> _AIM OF THE TASK_:
Lines containing the word "leaking" are the ones to copy from the records below.

** Start of EXTRACTED INFORMATION **

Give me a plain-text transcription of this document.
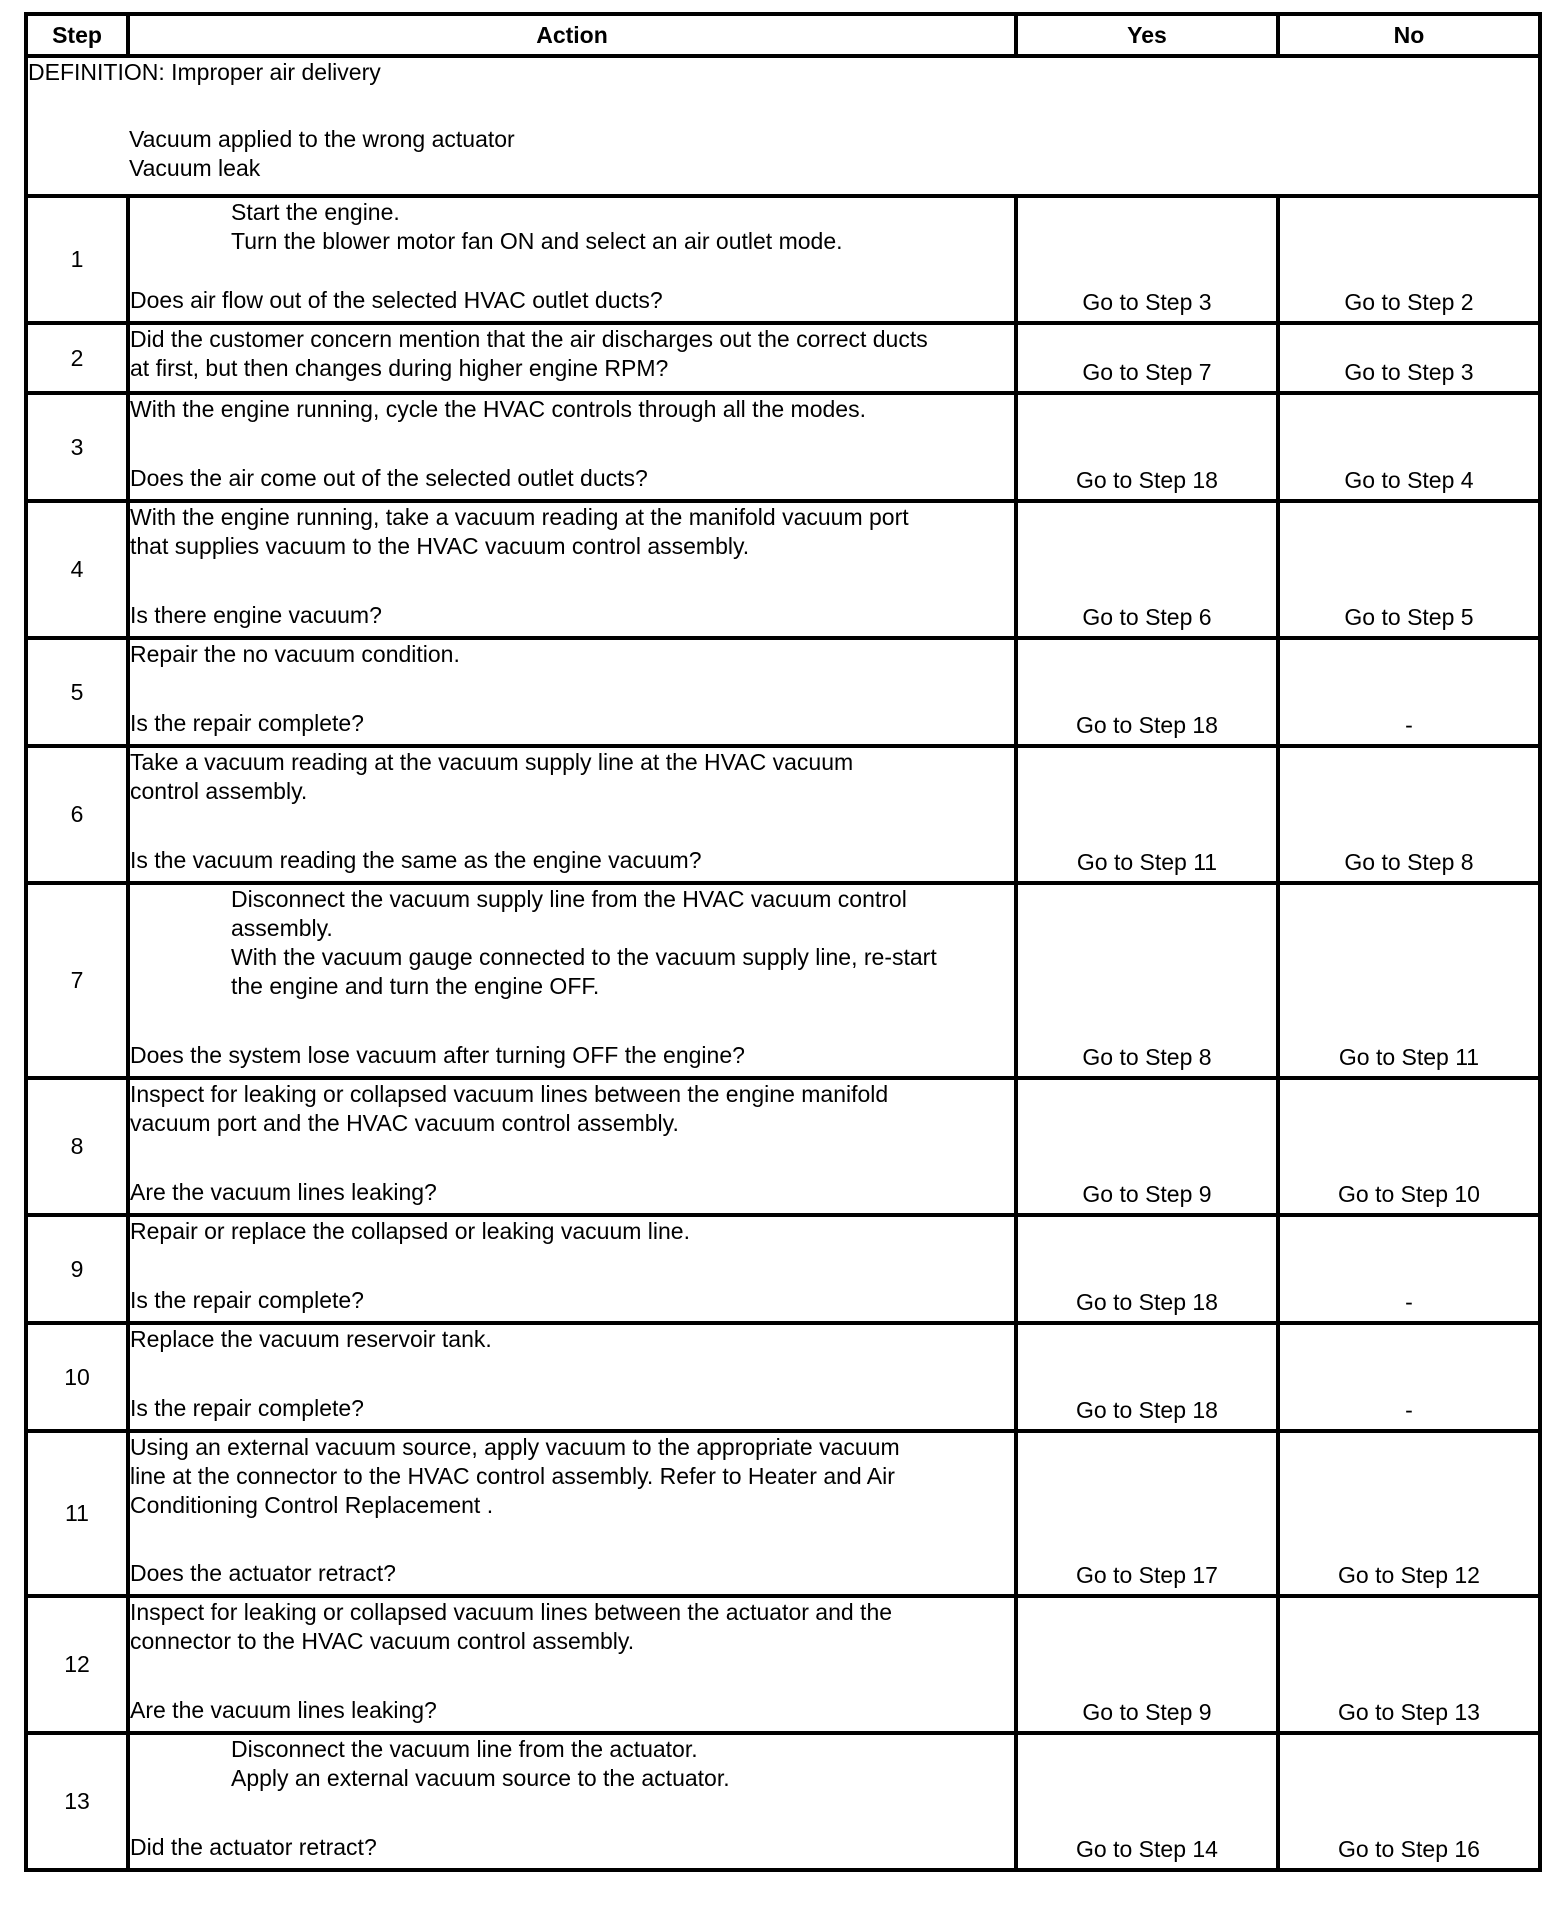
Step	Action	Yes	No
DEFINITION: Improper air delivery
Vacuum applied to the wrong actuator
Vacuum leak			

1	Start the engine.
Turn the blower motor fan ON and select an air outlet mode.
Does air flow out of the selected HVAC outlet ducts?	Go to Step 3	Go to Step 2
2	Did the customer concern mention that the air discharges out the correct ducts
at first, but then changes during higher engine RPM?	Go to Step 7	Go to Step 3
3	With the engine running, cycle the HVAC controls through all the modes.
Does the air come out of the selected outlet ducts?	Go to Step 18	Go to Step 4
4	With the engine running, take a vacuum reading at the manifold vacuum port
that supplies vacuum to the HVAC vacuum control assembly.
Is there engine vacuum?	Go to Step 6	Go to Step 5
5	Repair the no vacuum condition.
Is the repair complete?	Go to Step 18	-
6	Take a vacuum reading at the vacuum supply line at the HVAC vacuum
control assembly.
Is the vacuum reading the same as the engine vacuum?	Go to Step 11	Go to Step 8
7	Disconnect the vacuum supply line from the HVAC vacuum control
assembly.
With the vacuum gauge connected to the vacuum supply line, re-start
the engine and turn the engine OFF.
Does the system lose vacuum after turning OFF the engine?	Go to Step 8	Go to Step 11
8	Inspect for leaking or collapsed vacuum lines between the engine manifold
vacuum port and the HVAC vacuum control assembly.
Are the vacuum lines leaking?	Go to Step 9	Go to Step 10
9	Repair or replace the collapsed or leaking vacuum line.
Is the repair complete?	Go to Step 18	-
10	Replace the vacuum reservoir tank.
Is the repair complete?	Go to Step 18	-
11	Using an external vacuum source, apply vacuum to the appropriate vacuum
line at the connector to the HVAC control assembly. Refer to Heater and Air
Conditioning Control Replacement .
Does the actuator retract?	Go to Step 17	Go to Step 12
12	Inspect for leaking or collapsed vacuum lines between the actuator and the
connector to the HVAC vacuum control assembly.
Are the vacuum lines leaking?	Go to Step 9	Go to Step 13
13	Disconnect the vacuum line from the actuator.
Apply an external vacuum source to the actuator.
Did the actuator retract?	Go to Step 14	Go to Step 16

** End of EXTRACTED INFORMATION **

> _WORKED SOLUTION_:
8	Inspect for leaking or collapsed vacuum lines between the engine manifold
Are the vacuum lines leaking?	Go to Step 9	Go to Step 10
9	Repair or replace the collapsed or leaking vacuum line.
12	Inspect for leaking or collapsed vacuum lines between the actuator and the
Are the vacuum lines leaking?	Go to Step 9	Go to Step 13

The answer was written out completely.